» SET TASK A
Write out the full article on the anti-Kemp ad word for word.

Screen shot of anti-Brian Kemp ad.

Athens, Georgia — Throughout the day, and especially around evening news time, Atlanta’s commercial television stations are bombarding viewers in the greater metro area with paid political advertising. The primaries for Georgia governor, U.S. Senate and other races are just three weeks away.

One spot in particular jumps out. It features former President Donald Trump, in a voice-over, endorsing David Perdue for Georgia governor over incumbent Brian Kemp. Trump derides Kemp for refusing to find him the votes to overturn his loss to Joe Biden in 2020 and for failing to exercise his supposed authority to simply throw out the ballots.

This is, of course, a bald-faced lie — indeed, part of the “Big Lie” that is even now being investigated by a U.S. House select committee. Even as a grand jury convenes in Atlanta to determine whether Trump criminally interfered in the election when he phoned Kemp and pressured him to alter election results.

Kemp and Brad Raffensperger, Georgia’s Secretary of State, both Republicans who themselves had voted for Trump, simply declined to exercise powers that didn’t have. They refused to ignore recounts and facts. They refused to cheat.

But still the ad runs and runs, with Trump kvetching about what was “stolen” from him and his supporters.

» SET TASK B
Pull out everything in the entries from the very first line down to the line containing "cell-length: 70 <box>226 310 249 330</box>", keeping both of those lines and copying each one unchanged.

» ENTRIES SHOWN

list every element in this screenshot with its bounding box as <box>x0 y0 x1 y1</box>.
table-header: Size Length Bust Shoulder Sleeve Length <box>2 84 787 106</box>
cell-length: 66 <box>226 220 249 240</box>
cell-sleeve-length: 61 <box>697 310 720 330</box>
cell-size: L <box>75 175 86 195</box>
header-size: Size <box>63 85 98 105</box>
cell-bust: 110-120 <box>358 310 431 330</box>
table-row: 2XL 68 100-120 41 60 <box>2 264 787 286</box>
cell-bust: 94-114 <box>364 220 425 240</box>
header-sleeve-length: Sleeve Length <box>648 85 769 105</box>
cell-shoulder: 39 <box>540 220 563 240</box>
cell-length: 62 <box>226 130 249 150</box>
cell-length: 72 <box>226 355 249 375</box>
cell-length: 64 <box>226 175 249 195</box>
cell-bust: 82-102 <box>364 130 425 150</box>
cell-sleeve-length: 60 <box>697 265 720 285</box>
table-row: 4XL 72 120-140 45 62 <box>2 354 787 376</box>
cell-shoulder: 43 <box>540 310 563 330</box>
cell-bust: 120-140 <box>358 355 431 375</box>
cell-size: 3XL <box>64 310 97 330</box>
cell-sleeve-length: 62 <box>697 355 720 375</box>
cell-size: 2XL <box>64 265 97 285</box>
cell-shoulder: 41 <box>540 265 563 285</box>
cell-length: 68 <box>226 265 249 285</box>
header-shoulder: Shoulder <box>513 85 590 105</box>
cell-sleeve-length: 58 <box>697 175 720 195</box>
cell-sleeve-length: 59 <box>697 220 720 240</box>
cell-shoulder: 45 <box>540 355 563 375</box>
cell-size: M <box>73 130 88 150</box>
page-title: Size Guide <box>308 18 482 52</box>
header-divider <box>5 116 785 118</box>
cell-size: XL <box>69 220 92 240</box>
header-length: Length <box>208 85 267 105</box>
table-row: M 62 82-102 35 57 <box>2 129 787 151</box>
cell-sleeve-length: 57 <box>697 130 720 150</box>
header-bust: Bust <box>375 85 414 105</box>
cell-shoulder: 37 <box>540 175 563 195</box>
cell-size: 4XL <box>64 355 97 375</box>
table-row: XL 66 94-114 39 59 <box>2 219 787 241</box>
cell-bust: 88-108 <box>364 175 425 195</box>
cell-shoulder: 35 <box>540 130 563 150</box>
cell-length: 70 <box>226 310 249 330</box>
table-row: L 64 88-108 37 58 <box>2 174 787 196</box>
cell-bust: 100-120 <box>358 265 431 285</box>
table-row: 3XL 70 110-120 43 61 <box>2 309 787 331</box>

» FULL RESPONSE A
Screen shot of anti-Brian Kemp ad.

Athens, Georgia — Throughout the day, and especially around evening news time, Atlanta’s commercial television stations are bombarding viewers in the greater metro area with paid political advertising. The primaries for Georgia governor, U.S. Senate and other races are just three weeks away.

One spot in particular jumps out. It features former President Donald Trump, in a voice-over, endorsing David Perdue for Georgia governor over incumbent Brian Kemp. Trump derides Kemp for refusing to find him the votes to overturn his loss to Joe Biden in 2020 and for failing to exercise his supposed authority to simply throw out the ballots.

This is, of course, a bald-faced lie — indeed, part of the “Big Lie” that is even now being investigated by a U.S. House select committee. Even as a grand jury convenes in Atlanta to determine whether Trump criminally interfered in the election when he phoned Kemp and pressured him to alter election results.

Kemp and Brad Raffensperger, Georgia’s Secretary of State, both Republicans who themselves had voted for Trump, simply declined to exercise powers that didn’t have. They refused to ignore recounts and facts. They refused to cheat.

But still the ad runs and runs, with Trump kvetching about what was “stolen” from him and his supporters.

» FULL RESPONSE B
list every element in this screenshot with its bounding box as <box>x0 y0 x1 y1</box>.
table-header: Size Length Bust Shoulder Sleeve Length <box>2 84 787 106</box>
cell-length: 66 <box>226 220 249 240</box>
cell-sleeve-length: 61 <box>697 310 720 330</box>
cell-size: L <box>75 175 86 195</box>
header-size: Size <box>63 85 98 105</box>
cell-bust: 110-120 <box>358 310 431 330</box>
table-row: 2XL 68 100-120 41 60 <box>2 264 787 286</box>
cell-bust: 94-114 <box>364 220 425 240</box>
header-sleeve-length: Sleeve Length <box>648 85 769 105</box>
cell-shoulder: 39 <box>540 220 563 240</box>
cell-length: 62 <box>226 130 249 150</box>
cell-length: 72 <box>226 355 249 375</box>
cell-length: 64 <box>226 175 249 195</box>
cell-bust: 82-102 <box>364 130 425 150</box>
cell-sleeve-length: 60 <box>697 265 720 285</box>
table-row: 4XL 72 120-140 45 62 <box>2 354 787 376</box>
cell-shoulder: 43 <box>540 310 563 330</box>
cell-bust: 120-140 <box>358 355 431 375</box>
cell-size: 3XL <box>64 310 97 330</box>
cell-sleeve-length: 62 <box>697 355 720 375</box>
cell-size: 2XL <box>64 265 97 285</box>
cell-shoulder: 41 <box>540 265 563 285</box>
cell-length: 68 <box>226 265 249 285</box>
header-shoulder: Shoulder <box>513 85 590 105</box>
cell-sleeve-length: 58 <box>697 175 720 195</box>
cell-sleeve-length: 59 <box>697 220 720 240</box>
cell-shoulder: 45 <box>540 355 563 375</box>
cell-size: M <box>73 130 88 150</box>
page-title: Size Guide <box>308 18 482 52</box>
header-divider <box>5 116 785 118</box>
cell-size: XL <box>69 220 92 240</box>
header-length: Length <box>208 85 267 105</box>
table-row: M 62 82-102 35 57 <box>2 129 787 151</box>
cell-sleeve-length: 57 <box>697 130 720 150</box>
header-bust: Bust <box>375 85 414 105</box>
cell-shoulder: 37 <box>540 175 563 195</box>
cell-size: 4XL <box>64 355 97 375</box>
table-row: XL 66 94-114 39 59 <box>2 219 787 241</box>
cell-bust: 88-108 <box>364 175 425 195</box>
cell-shoulder: 35 <box>540 130 563 150</box>
cell-length: 70 <box>226 310 249 330</box>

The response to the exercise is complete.